WHAT YOU NEED TO DO:
Read through the records below and copy each line that uses the word "title".

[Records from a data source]

-- begin --

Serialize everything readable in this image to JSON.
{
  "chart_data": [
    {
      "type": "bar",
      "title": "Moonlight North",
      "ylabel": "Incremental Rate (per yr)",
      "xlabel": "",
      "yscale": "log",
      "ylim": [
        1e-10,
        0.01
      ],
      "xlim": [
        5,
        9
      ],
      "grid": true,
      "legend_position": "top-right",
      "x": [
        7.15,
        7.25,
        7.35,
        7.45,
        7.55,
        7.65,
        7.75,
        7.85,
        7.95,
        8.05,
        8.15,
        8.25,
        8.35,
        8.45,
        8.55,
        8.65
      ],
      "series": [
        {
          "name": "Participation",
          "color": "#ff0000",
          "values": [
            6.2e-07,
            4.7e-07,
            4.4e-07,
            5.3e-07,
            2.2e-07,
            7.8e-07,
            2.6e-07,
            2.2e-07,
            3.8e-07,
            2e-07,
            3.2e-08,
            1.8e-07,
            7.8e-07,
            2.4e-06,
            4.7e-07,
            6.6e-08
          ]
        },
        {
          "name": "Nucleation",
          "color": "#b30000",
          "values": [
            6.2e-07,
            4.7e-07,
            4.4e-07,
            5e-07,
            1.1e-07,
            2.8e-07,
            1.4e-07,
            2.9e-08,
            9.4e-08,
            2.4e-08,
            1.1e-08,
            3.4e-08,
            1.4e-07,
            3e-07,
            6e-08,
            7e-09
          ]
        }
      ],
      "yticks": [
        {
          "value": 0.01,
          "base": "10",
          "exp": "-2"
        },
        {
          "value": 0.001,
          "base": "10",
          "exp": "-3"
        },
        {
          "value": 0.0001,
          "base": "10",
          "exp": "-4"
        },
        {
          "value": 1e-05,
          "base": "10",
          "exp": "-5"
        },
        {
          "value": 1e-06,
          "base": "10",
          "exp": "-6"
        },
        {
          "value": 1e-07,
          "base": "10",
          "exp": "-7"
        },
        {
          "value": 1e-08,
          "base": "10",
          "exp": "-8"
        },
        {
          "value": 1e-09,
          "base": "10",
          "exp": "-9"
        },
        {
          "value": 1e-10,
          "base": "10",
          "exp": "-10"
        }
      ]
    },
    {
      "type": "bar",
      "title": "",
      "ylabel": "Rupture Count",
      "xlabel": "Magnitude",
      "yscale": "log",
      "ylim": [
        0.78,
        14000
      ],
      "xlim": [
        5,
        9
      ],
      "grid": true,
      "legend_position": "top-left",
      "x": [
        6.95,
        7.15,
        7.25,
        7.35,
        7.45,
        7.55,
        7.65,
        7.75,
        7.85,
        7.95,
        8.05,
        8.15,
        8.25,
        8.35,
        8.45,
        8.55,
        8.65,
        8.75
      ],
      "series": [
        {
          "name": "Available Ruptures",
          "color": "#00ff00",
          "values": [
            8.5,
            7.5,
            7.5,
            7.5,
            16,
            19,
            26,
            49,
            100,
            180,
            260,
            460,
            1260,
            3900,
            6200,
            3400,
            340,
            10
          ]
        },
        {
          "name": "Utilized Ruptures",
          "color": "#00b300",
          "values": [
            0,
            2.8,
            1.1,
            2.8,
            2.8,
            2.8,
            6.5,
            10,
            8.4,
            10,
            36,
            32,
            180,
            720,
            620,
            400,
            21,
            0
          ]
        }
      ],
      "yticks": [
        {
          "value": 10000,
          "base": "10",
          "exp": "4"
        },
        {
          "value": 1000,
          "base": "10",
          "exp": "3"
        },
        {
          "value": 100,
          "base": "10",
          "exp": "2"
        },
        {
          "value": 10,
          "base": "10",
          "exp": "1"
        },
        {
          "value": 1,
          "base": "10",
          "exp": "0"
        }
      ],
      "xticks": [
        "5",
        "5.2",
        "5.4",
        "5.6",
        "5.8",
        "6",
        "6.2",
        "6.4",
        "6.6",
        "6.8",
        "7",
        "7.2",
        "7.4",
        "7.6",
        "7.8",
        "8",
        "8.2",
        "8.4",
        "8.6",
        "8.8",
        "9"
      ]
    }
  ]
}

-- end --
-- begin --

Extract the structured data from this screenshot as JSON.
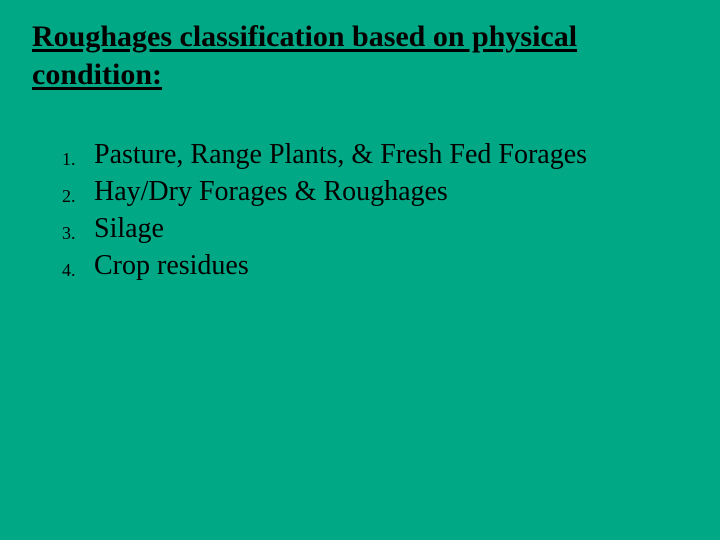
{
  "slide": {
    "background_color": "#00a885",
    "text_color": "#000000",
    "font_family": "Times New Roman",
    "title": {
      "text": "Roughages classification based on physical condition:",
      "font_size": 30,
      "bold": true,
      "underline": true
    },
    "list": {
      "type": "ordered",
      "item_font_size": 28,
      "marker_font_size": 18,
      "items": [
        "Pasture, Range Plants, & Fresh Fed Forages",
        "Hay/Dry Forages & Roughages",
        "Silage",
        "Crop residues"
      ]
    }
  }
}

-- end --
-- begin --

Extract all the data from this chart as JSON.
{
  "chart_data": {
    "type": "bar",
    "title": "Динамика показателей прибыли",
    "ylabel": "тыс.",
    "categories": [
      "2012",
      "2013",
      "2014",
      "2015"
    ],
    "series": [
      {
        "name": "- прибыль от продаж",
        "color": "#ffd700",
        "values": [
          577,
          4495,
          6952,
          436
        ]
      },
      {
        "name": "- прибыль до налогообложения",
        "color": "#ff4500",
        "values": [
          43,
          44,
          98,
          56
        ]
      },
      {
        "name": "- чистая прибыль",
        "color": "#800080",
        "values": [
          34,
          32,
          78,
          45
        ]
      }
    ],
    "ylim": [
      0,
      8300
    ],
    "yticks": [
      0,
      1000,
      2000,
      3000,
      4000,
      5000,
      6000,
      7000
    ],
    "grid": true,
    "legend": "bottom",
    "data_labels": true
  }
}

-- end --

WRITTEN RESPONSE:
      "title": "Moonlight North",
      "title": "",
    "title": {
    "title": "Динамика показателей прибыли",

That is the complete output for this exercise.